(Rows from a dataset)
★ ★ ★
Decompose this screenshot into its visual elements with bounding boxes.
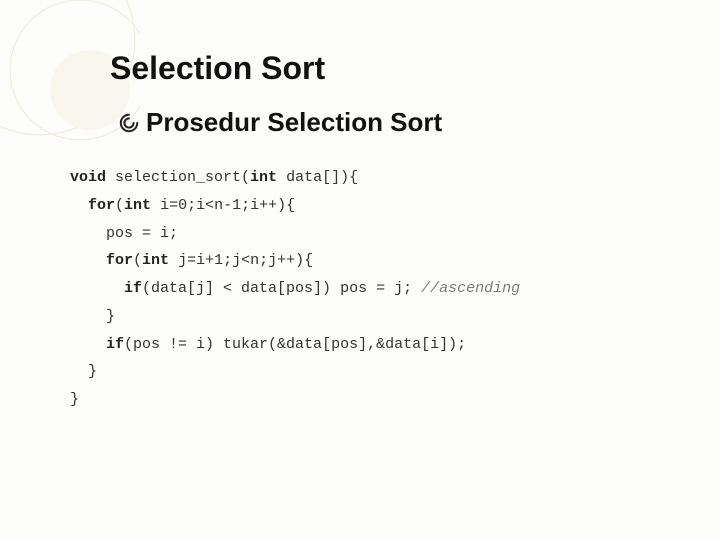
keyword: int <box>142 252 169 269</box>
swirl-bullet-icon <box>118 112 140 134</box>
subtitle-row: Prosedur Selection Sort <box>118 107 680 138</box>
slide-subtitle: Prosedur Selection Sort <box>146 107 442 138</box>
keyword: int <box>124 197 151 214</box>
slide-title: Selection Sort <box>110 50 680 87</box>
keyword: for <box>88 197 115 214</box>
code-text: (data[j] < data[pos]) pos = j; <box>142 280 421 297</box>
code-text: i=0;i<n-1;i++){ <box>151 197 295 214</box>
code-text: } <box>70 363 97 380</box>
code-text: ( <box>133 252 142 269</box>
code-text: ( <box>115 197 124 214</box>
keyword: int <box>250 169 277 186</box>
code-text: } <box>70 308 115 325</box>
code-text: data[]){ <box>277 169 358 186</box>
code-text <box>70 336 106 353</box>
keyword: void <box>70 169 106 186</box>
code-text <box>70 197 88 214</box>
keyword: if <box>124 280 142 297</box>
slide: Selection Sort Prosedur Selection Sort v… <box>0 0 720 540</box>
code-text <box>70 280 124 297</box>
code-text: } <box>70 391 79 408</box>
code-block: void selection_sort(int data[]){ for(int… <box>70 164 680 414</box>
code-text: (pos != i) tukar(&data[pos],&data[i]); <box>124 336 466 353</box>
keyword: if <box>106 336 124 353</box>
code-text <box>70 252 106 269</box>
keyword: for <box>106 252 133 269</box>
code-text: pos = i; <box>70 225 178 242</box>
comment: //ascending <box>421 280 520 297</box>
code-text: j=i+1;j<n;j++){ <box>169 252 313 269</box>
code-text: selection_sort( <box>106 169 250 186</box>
★ ★ ★
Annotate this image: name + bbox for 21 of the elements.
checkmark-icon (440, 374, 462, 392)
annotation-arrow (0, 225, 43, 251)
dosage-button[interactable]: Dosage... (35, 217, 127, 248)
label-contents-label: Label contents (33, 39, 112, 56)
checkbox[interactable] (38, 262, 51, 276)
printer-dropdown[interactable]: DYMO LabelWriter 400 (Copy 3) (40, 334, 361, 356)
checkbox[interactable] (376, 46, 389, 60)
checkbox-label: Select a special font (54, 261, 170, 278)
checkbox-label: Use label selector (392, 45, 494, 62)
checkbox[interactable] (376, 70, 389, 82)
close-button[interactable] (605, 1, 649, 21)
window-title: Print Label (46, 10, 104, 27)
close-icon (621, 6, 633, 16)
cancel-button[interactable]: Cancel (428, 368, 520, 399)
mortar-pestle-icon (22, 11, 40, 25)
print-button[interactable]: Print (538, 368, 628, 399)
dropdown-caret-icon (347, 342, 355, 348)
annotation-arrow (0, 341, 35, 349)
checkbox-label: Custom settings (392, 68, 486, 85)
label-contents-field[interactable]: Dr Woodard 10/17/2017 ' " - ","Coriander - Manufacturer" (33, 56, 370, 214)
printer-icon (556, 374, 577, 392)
★ ★ ★
* _TASK DETAILS_: Please gather every line in the entries above that contains the string "interactable", copying each one in full.

* _PROBLEM SOLUTION_:
dosage-button[interactable]: Dosage... (35, 217, 127, 248)
checkbox[interactable] (38, 262, 51, 276)
printer-dropdown[interactable]: DYMO LabelWriter 400 (Copy 3) (40, 334, 361, 356)
checkbox[interactable] (376, 46, 389, 60)
checkbox[interactable] (376, 70, 389, 82)
close-button[interactable] (605, 1, 649, 21)
cancel-button[interactable]: Cancel (428, 368, 520, 399)
print-button[interactable]: Print (538, 368, 628, 399)
label-contents-field[interactable]: Dr Woodard 10/17/2017 ' " - ","Coriander - Manufacturer" (33, 56, 370, 214)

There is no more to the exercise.